### GOAL
Filter the records below for the word "Drucker". Copy each line that holds it.
___ DATA FOR THIS TASK ___
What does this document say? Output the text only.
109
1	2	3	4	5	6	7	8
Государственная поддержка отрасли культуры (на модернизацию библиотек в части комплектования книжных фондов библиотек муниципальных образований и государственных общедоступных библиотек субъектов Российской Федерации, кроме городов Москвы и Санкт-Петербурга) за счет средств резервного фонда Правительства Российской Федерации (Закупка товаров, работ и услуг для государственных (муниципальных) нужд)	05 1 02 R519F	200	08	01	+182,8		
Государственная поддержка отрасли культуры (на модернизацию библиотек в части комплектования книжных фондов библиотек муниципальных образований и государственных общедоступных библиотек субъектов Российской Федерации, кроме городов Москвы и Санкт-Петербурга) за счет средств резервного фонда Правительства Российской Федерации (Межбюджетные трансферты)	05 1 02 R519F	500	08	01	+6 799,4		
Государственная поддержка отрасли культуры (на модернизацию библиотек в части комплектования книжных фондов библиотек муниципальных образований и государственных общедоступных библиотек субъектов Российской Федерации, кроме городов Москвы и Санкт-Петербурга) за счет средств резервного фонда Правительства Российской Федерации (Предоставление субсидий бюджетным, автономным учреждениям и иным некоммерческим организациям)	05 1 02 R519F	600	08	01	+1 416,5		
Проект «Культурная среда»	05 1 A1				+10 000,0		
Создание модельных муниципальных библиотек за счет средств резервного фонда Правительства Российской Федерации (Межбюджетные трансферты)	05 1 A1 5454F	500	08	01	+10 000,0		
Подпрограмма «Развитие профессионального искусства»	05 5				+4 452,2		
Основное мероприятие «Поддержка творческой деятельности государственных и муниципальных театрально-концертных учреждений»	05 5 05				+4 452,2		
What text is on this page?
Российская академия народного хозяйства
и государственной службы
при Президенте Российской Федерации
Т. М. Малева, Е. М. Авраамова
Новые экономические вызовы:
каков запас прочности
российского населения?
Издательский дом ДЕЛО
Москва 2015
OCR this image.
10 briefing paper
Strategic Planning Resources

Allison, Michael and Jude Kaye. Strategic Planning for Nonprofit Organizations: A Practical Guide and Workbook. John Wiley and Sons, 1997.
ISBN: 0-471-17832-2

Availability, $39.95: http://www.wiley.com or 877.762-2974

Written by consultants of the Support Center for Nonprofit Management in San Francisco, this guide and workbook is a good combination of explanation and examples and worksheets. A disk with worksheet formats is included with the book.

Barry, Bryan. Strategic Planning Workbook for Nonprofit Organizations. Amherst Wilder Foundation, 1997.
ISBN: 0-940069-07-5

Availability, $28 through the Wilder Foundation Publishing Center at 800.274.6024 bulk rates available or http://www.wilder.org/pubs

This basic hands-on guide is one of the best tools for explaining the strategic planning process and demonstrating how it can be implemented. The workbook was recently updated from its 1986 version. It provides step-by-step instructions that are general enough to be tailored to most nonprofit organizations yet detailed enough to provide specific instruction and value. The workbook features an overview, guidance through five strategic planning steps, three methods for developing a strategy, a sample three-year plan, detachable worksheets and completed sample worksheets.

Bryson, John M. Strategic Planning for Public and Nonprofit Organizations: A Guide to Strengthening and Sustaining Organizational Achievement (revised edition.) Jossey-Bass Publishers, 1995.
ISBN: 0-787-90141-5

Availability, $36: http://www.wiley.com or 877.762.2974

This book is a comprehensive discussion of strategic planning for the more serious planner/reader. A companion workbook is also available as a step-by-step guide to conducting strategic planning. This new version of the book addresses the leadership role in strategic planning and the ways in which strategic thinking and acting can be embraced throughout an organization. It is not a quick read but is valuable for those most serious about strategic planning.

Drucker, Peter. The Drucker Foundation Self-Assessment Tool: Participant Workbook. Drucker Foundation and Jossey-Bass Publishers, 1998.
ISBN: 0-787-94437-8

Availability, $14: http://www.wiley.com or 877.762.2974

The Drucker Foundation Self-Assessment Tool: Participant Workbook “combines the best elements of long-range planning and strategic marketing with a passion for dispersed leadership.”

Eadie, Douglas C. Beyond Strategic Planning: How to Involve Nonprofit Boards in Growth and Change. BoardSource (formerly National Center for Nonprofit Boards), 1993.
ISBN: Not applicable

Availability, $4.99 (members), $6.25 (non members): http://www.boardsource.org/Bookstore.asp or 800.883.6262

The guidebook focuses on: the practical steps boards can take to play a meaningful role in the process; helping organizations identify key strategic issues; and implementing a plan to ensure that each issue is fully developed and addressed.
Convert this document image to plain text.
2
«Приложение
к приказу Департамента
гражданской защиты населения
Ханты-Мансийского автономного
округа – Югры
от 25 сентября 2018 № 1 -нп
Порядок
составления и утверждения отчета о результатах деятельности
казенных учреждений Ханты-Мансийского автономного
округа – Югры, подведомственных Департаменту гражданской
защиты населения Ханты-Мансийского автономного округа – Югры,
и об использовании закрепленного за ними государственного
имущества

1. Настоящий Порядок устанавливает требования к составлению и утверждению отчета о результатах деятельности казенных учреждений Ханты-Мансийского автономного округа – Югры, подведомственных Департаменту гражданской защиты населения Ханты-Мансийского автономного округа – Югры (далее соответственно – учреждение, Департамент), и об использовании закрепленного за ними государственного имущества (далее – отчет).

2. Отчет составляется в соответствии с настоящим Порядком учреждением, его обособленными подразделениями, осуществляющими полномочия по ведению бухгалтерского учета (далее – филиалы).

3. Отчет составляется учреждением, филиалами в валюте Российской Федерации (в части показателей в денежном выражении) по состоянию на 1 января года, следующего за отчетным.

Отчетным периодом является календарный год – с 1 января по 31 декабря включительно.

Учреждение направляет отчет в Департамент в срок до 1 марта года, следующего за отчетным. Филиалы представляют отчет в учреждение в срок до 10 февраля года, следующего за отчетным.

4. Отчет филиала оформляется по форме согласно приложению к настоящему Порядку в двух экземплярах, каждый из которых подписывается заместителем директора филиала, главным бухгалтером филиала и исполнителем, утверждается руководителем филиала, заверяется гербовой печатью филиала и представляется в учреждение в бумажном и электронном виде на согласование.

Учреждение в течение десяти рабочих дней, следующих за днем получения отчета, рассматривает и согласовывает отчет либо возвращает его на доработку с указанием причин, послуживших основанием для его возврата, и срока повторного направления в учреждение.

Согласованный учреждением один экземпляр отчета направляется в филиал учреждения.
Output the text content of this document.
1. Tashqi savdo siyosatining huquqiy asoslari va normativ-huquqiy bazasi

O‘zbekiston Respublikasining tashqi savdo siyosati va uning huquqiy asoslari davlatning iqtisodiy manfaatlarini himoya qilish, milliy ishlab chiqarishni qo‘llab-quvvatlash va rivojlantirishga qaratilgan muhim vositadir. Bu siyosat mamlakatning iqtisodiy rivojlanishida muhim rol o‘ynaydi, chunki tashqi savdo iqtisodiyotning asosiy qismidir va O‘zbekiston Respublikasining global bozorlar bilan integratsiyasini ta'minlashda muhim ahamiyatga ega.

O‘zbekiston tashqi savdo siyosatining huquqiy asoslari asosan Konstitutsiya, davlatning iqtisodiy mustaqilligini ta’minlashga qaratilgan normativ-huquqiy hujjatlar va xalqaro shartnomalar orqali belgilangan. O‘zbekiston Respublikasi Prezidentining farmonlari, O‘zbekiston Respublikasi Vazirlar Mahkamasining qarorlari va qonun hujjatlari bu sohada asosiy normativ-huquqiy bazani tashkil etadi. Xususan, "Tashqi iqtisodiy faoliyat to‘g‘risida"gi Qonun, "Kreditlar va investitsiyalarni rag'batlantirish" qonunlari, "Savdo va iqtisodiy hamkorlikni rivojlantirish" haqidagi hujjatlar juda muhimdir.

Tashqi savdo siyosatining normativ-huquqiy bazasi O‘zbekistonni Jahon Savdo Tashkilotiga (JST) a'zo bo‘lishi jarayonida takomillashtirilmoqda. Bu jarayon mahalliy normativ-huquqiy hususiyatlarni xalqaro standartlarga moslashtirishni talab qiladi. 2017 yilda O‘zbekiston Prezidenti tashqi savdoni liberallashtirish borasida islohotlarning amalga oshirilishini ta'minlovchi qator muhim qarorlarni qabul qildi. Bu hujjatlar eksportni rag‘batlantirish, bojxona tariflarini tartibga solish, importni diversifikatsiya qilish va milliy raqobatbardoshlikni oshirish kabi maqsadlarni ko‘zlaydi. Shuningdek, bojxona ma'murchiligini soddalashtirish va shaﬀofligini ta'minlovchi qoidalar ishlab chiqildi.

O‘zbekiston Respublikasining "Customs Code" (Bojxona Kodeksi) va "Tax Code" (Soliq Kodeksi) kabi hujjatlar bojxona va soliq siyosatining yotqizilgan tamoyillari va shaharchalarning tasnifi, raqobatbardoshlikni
___
### SOLUTION FOR THIS EXERCISE
Drucker, Peter. The Drucker Foundation Self-Assessment Tool: Participant Workbook. Drucker Foundation and Jossey-Bass Publishers, 1998.
The Drucker Foundation Self-Assessment Tool: Participant Workbook “combines the best elements of long-range planning and strategic marketing with a passion for dispersed leadership.”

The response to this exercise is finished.